— BEGIN Text segment —
Tell us about yourself.
I am the Private Sector Team Lead in USAID/Tanzania’s Economic Growth office. I manage a broad portfolio which includes, in addition to land, private enterprise development, investment, trade, access to finance, agribusiness, agriculture value chains and policy reforms related to each of these areas. Specific to land, I currently manage a land regularization contract named “Feed the Future Tanzania Land Tenure Assistance” Activity (LTA). This program seeks to: i) clarify and document land ownership; ii) increase local understanding of land use and land rights, and iii) support land use planning. The activity is currently mapping 250 rural land plots per day and will ultimately result in the documentation (digital and hard copy) of approximately 60,000 parcels for around 25,000 individuals in 41 villages.
I also coordinate USAID/Tanzania’s involvement with a randomized control trial impact evaluation (IE) that seeks to evaluate LTA’s land registration activities across five dimensions: 1) tenure security and land management; 2) land disputes; 3) investment and land use; 4) empowerment; and 5) economic and environmental outcomes. The IE fills an important information gap in that, while USAID and others have been exploring different approaches for documenting land ownership and sustainable land investment, there have been few rigorous evaluations of the impact of more formal approaches and outcomes from the formalization of customary tenure systems.
Furthermore, I directly engage with the Government of Tanzania through a variety of platforms for policy reform in an effort to provide input on changes to laws, acts, regulations, and procedures in the land sector, particularly around land registration and administration. This engagement is often conducted in unison with other development partners engaging on land issues in Tanzania including the World Bank, DFID, SIDA, DANIDA, FAO and a few local NGOs.
Why is land tenure/property rights important to your work at USAID?
I feel that land tenure security is essential for long-term, sustained economic growth. Not only does improved land tenure and property rights support broad-based, small scale investment, but it also facilitates better stewardship of the land, empowers disenfranchised groups, including women and youth, and is capable of solidifying land rights in a way that has the ability to significantly support conflict or dispute resolution. Each of these goals feature prominently in Tanzania’s Country Development and Cooperation Strategy and can benefit a segment of populations in developing countries which may otherwise turn to more nefarious pursuits if access to land in predominantly agriculture-based economies is not available for more productive endeavors.
What are some of the biggest challenges you see in addressing land tenure/property rights issues? And how are we tackling these challenges?
Perhaps the biggest challenge is the reality that there can be some very negative consequences for land reform interventions if not carefully thought out and implemented. Even the best-laid plans can fall apart due to government actions which are beyond the control of development partners, yet the reputation of the development partner is still in jeopardy if people are displaced, land-related conflicts erupt or land speculation drives costs to levels only available to elites. Development professionals engaging in the land sector should constantly keep this in mind and be aware of worrisome trends when they emerge. With this awareness, I find it best to reinforce the message that assistance is provided from the development partner to the responsible government unit, the District Land Office in our case, to deliver a public service that supports (positive and beneficial) national goals.
— END Text segment —
— BEGIN Given data —
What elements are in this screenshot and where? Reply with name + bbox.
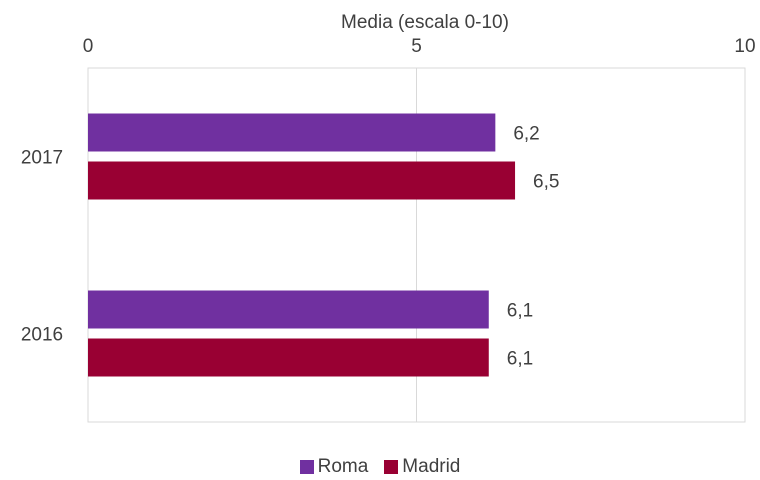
— END Given data —
== Problem to work on ==
Continue the interview about land tenure work at USAID/Tanzania from its last answer onward.

== Final result ==
Another challenge is to overcome the opinion on the part of many that land registration, in and of itself, is a worthwhile pursuit. Mapping, demarcating, adjudicating and registering land is really only the first step in a much larger process. Developing a functional land administration system to which registered lands can feed into and be tracked as subsequent transactions involving those transactions take place should be the real goal. This can be a massive and off-putting endeavor on a national scale. However, it may be somewhat feasible to institute a sub-national (district) level land administration system, supported by transaction fees, as an example of something that could be scaled up over time as resources permit.
Finally, the idea that land registration and documentation automatically leads to increased tenure security needs to be challenged more often. It is the rule of law that backs up the certificate of registration or title that provides the tenure security, not the other way around. Each of these observations have obvious implications for any effort aimed at designing and implementing a land intervention.
What are some successes USAID has achieved in the land sector?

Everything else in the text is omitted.